* _REQUIREMENTS_: Copy out the entries in full and with complete accuracy; pictures are excluded.

* _PROVIDED RECORDS_:
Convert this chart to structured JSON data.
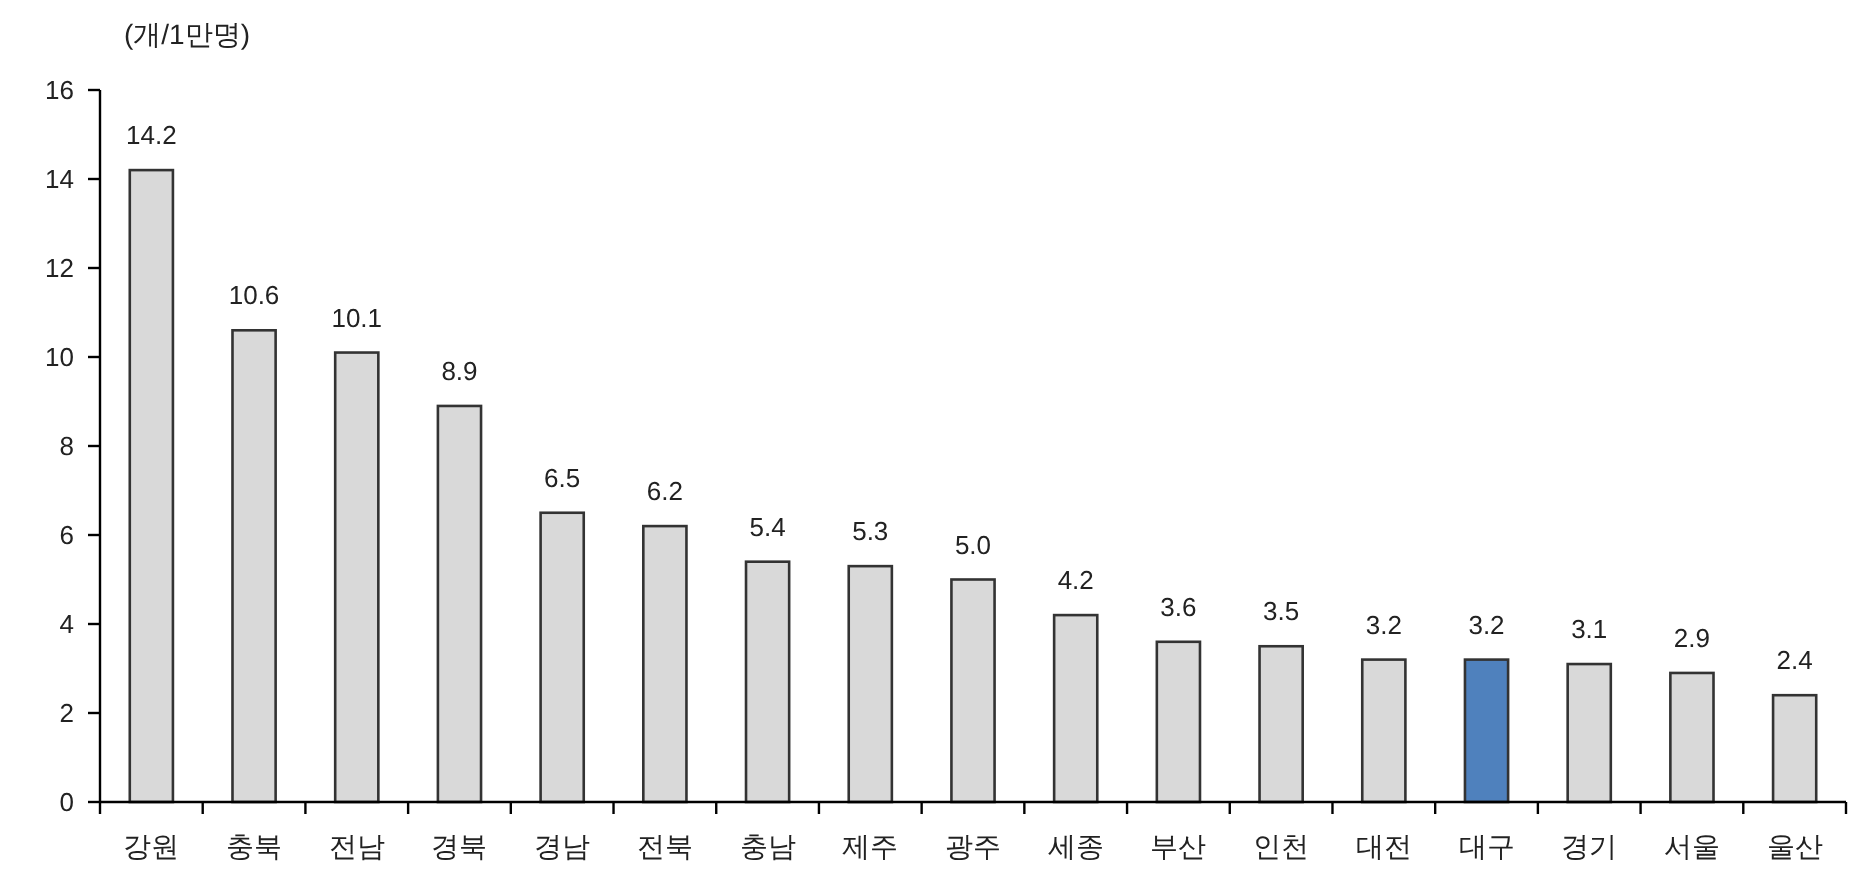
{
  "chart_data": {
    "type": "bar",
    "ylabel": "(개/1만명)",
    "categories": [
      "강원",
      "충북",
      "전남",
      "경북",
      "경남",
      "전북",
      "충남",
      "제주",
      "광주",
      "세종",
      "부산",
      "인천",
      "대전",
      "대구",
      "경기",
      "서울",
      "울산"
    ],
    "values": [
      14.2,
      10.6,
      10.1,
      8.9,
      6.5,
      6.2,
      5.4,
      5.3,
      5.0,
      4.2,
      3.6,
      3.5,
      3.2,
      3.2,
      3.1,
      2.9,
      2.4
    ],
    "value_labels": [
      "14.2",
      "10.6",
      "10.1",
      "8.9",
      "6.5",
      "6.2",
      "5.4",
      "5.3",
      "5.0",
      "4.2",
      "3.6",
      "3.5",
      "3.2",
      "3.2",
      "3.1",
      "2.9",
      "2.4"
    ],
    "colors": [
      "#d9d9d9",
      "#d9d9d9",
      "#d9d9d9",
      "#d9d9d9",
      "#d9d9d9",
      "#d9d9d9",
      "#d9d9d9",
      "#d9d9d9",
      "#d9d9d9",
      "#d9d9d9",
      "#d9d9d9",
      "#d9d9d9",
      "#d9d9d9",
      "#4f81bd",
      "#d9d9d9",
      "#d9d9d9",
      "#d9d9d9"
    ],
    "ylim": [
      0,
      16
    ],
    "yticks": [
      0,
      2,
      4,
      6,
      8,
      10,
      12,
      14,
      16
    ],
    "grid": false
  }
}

* _COMPLETE OUTPUT_:
Convert this chart to structured JSON data.
{
  "chart_data": {
    "type": "bar",
    "ylabel": "(개/1만명)",
    "categories": [
      "강원",
      "충북",
      "전남",
      "경북",
      "경남",
      "전북",
      "충남",
      "제주",
      "광주",
      "세종",
      "부산",
      "인천",
      "대전",
      "대구",
      "경기",
      "서울",
      "울산"
    ],
    "values": [
      14.2,
      10.6,
      10.1,
      8.9,
      6.5,
      6.2,
      5.4,
      5.3,
      5.0,
      4.2,
      3.6,
      3.5,
      3.2,
      3.2,
      3.1,
      2.9,
      2.4
    ],
    "value_labels": [
      "14.2",
      "10.6",
      "10.1",
      "8.9",
      "6.5",
      "6.2",
      "5.4",
      "5.3",
      "5.0",
      "4.2",
      "3.6",
      "3.5",
      "3.2",
      "3.2",
      "3.1",
      "2.9",
      "2.4"
    ],
    "colors": [
      "#d9d9d9",
      "#d9d9d9",
      "#d9d9d9",
      "#d9d9d9",
      "#d9d9d9",
      "#d9d9d9",
      "#d9d9d9",
      "#d9d9d9",
      "#d9d9d9",
      "#d9d9d9",
      "#d9d9d9",
      "#d9d9d9",
      "#d9d9d9",
      "#4f81bd",
      "#d9d9d9",
      "#d9d9d9",
      "#d9d9d9"
    ],
    "ylim": [
      0,
      16
    ],
    "yticks": [
      0,
      2,
      4,
      6,
      8,
      10,
      12,
      14,
      16
    ],
    "grid": false
  }
}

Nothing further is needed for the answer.